▽

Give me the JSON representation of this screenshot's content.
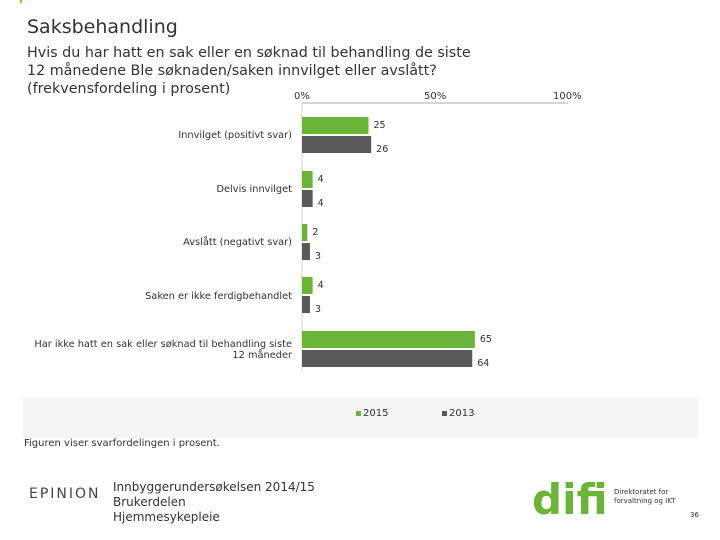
{
  "page": {
    "title": "Saksbehandling",
    "question_lines": [
      "Hvis du har hatt en sak eller en søknad til behandling de siste",
      "12 månedene Ble søknaden/saken innvilget eller avslått?",
      "(frekvensfordeling i prosent)"
    ],
    "caption": "Figuren viser svarfordelingen i prosent.",
    "page_number": "36"
  },
  "footer": {
    "company": "EPINION",
    "lines": [
      "Innbyggerundersøkelsen 2014/15",
      "Brukerdelen",
      "Hjemmesykepleie"
    ],
    "logo_word": "difi",
    "logo_text_lines": [
      "Direktoratet for",
      "forvaltning og IKT"
    ]
  },
  "colors": {
    "series_2015": "#6ab437",
    "series_2013": "#595959",
    "accent": "#e8a000"
  },
  "chart_data": {
    "type": "bar",
    "orientation": "horizontal",
    "title": "",
    "xlabel": "",
    "ylabel": "",
    "xlim": [
      0,
      100
    ],
    "tick_labels": [
      "0%",
      "50%",
      "100%"
    ],
    "categories": [
      [
        "Innvilget (positivt svar)"
      ],
      [
        "Delvis innvilget"
      ],
      [
        "Avslått (negativt svar)"
      ],
      [
        "Saken er ikke ferdigbehandlet"
      ],
      [
        "Har ikke hatt en sak eller søknad til behandling siste",
        "12 måneder"
      ]
    ],
    "series": [
      {
        "name": "2015",
        "values": [
          25,
          4,
          2,
          4,
          65
        ],
        "labels": [
          "25",
          "4",
          "2",
          "4",
          "65"
        ]
      },
      {
        "name": "2013",
        "values": [
          26,
          4,
          3,
          3,
          64
        ],
        "labels": [
          "26",
          "4",
          "3",
          "3",
          "64"
        ]
      }
    ],
    "legend_position": "bottom"
  }
}
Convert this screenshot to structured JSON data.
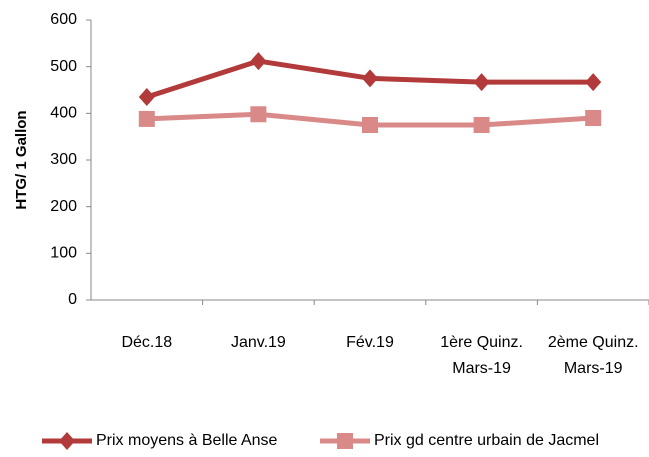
{
  "chart_data": {
    "type": "line",
    "y_label": "HTG/ 1 Gallon",
    "categories": [
      "Déc.18",
      "Janv.19",
      "Fév.19",
      "1ère  Quinz. Mars-19",
      "2ème  Quinz. Mars-19"
    ],
    "series": [
      {
        "name": "Prix moyens à Belle Anse",
        "color": "#b23a3a",
        "marker": "diamond",
        "values": [
          435,
          512,
          475,
          467,
          467
        ]
      },
      {
        "name": "Prix gd centre urbain de Jacmel",
        "color": "#d98a88",
        "marker": "square",
        "values": [
          388,
          398,
          375,
          375,
          390
        ]
      }
    ],
    "ylim": [
      0,
      600
    ],
    "yticks": [
      0,
      100,
      200,
      300,
      400,
      500,
      600
    ],
    "grid": false
  }
}
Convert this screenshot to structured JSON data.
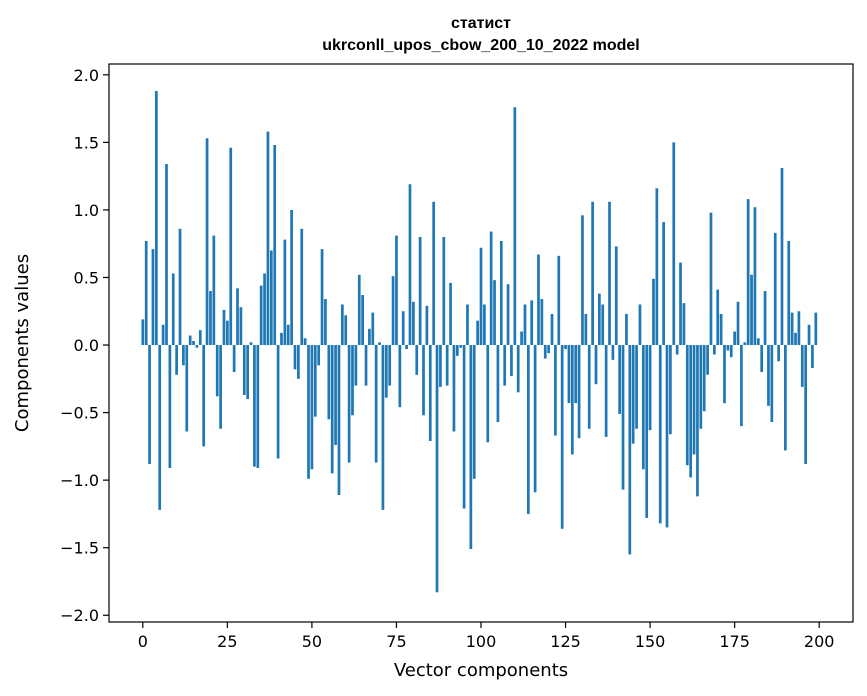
{
  "chart_data": {
    "type": "bar",
    "title": "статист",
    "subtitle": "ukrconll_upos_cbow_200_10_2022 model",
    "xlabel": "Vector components",
    "ylabel": "Components values",
    "xlim": [
      -10,
      210
    ],
    "ylim": [
      -2.05,
      2.08
    ],
    "xticks": [
      0,
      25,
      50,
      75,
      100,
      125,
      150,
      175,
      200
    ],
    "yticks": [
      -2.0,
      -1.5,
      -1.0,
      -0.5,
      0.0,
      0.5,
      1.0,
      1.5,
      2.0
    ],
    "ytick_labels": [
      "−2.0",
      "−1.5",
      "−1.0",
      "−0.5",
      "0.0",
      "0.5",
      "1.0",
      "1.5",
      "2.0"
    ],
    "bar_color": "#1f77b4",
    "grid": false,
    "legend": "none",
    "values": [
      0.19,
      0.77,
      -0.88,
      0.71,
      1.88,
      -1.22,
      0.15,
      1.34,
      -0.91,
      0.53,
      -0.22,
      0.86,
      -0.15,
      -0.64,
      0.07,
      0.03,
      -0.02,
      0.11,
      -0.75,
      1.53,
      0.4,
      0.81,
      -0.38,
      -0.62,
      0.26,
      0.18,
      1.46,
      -0.2,
      0.42,
      0.28,
      -0.37,
      -0.4,
      0.02,
      -0.9,
      -0.91,
      0.44,
      0.53,
      1.58,
      0.7,
      1.48,
      -0.84,
      0.09,
      0.78,
      0.15,
      1.0,
      -0.18,
      -0.25,
      0.86,
      0.05,
      -0.99,
      -0.92,
      -0.53,
      -0.15,
      0.71,
      0.34,
      -0.55,
      -0.95,
      -0.74,
      -1.11,
      0.3,
      0.22,
      -0.87,
      -0.52,
      -0.3,
      0.52,
      0.37,
      -0.3,
      0.12,
      0.24,
      -0.87,
      0.02,
      -1.22,
      -0.39,
      -0.3,
      0.51,
      0.81,
      -0.46,
      0.25,
      -0.03,
      1.19,
      0.32,
      -0.22,
      0.8,
      -0.52,
      0.29,
      -0.71,
      1.06,
      -1.83,
      -0.31,
      0.8,
      -0.3,
      0.46,
      -0.64,
      -0.08,
      -0.02,
      -1.21,
      0.3,
      -1.51,
      -0.99,
      0.18,
      0.72,
      0.3,
      -0.72,
      0.84,
      0.48,
      -0.57,
      0.77,
      -0.3,
      0.45,
      -0.23,
      1.76,
      -0.35,
      0.1,
      0.3,
      -1.25,
      0.33,
      -1.09,
      0.67,
      0.34,
      -0.1,
      -0.06,
      0.23,
      -0.67,
      0.66,
      -1.36,
      -0.03,
      -0.43,
      -0.81,
      -0.43,
      -0.69,
      0.96,
      0.23,
      -0.62,
      1.06,
      -0.29,
      0.38,
      0.3,
      -0.68,
      1.06,
      -0.11,
      0.73,
      -0.51,
      -1.07,
      0.23,
      -1.55,
      -0.73,
      -0.62,
      0.3,
      -0.92,
      -1.28,
      -0.63,
      0.49,
      1.16,
      -1.32,
      0.91,
      -1.35,
      -0.66,
      1.5,
      -0.07,
      0.61,
      0.31,
      -0.89,
      -0.98,
      -0.81,
      -1.12,
      -0.62,
      -0.49,
      -0.22,
      0.98,
      -0.07,
      0.41,
      0.23,
      -0.43,
      -0.04,
      -0.09,
      0.1,
      0.32,
      -0.6,
      0.02,
      1.08,
      0.52,
      1.02,
      0.05,
      -0.2,
      0.4,
      -0.45,
      -0.57,
      0.83,
      -0.12,
      1.31,
      -0.78,
      0.77,
      0.24,
      0.09,
      0.25,
      -0.31,
      -0.88,
      0.15,
      -0.17,
      0.24
    ]
  }
}
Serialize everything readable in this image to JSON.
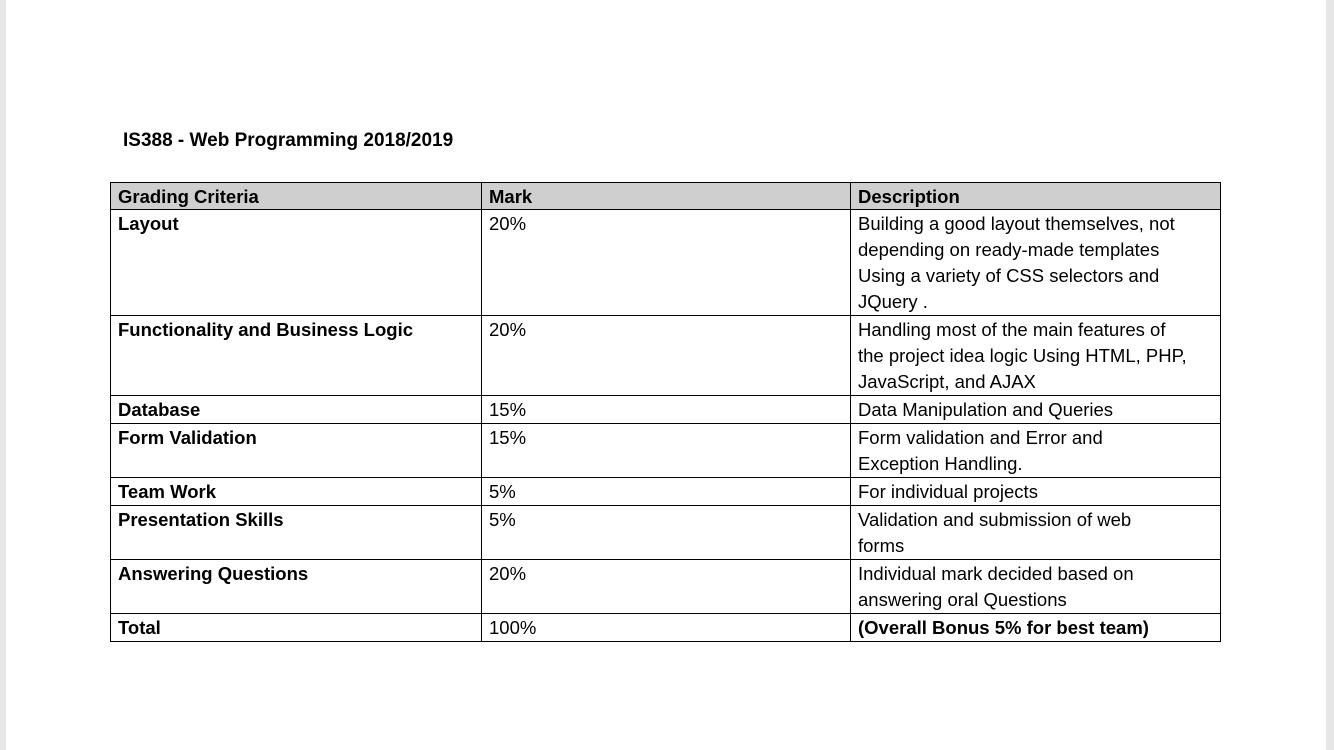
{
  "document": {
    "title": "IS388 - Web Programming 2018/2019"
  },
  "table": {
    "headers": [
      "Grading Criteria",
      "Mark",
      "Description"
    ],
    "rows": [
      {
        "criteria": "Layout",
        "mark": "20%",
        "description": [
          "Building a good layout themselves, not",
          "depending on ready-made templates",
          "Using a variety of CSS selectors and",
          "JQuery ."
        ]
      },
      {
        "criteria": "Functionality and Business Logic",
        "mark": "20%",
        "description": [
          "Handling most of the main features of",
          "the project idea logic Using HTML, PHP,",
          "JavaScript, and AJAX"
        ]
      },
      {
        "criteria": "Database",
        "mark": "15%",
        "description": [
          "Data Manipulation and Queries"
        ]
      },
      {
        "criteria": "Form Validation",
        "mark": "15%",
        "description": [
          "Form validation and Error and",
          "Exception Handling."
        ]
      },
      {
        "criteria": "Team Work",
        "mark": "5%",
        "description": [
          "For individual projects"
        ]
      },
      {
        "criteria": "Presentation Skills",
        "mark": "5%",
        "description": [
          "Validation and submission of web",
          "forms"
        ]
      },
      {
        "criteria": "Answering Questions",
        "mark": "20%",
        "description": [
          "Individual mark decided based on",
          "answering oral Questions"
        ]
      },
      {
        "criteria": "Total",
        "mark": "100%",
        "description": [
          "(Overall Bonus 5% for best team)"
        ]
      }
    ]
  }
}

△

> Given request:
Locate and copy each line in the data above that includes the word "Prix".

> Correct response:
        "name": "Prix moyens à Belle Anse",
        "name": "Prix gd centre urbain de Jacmel",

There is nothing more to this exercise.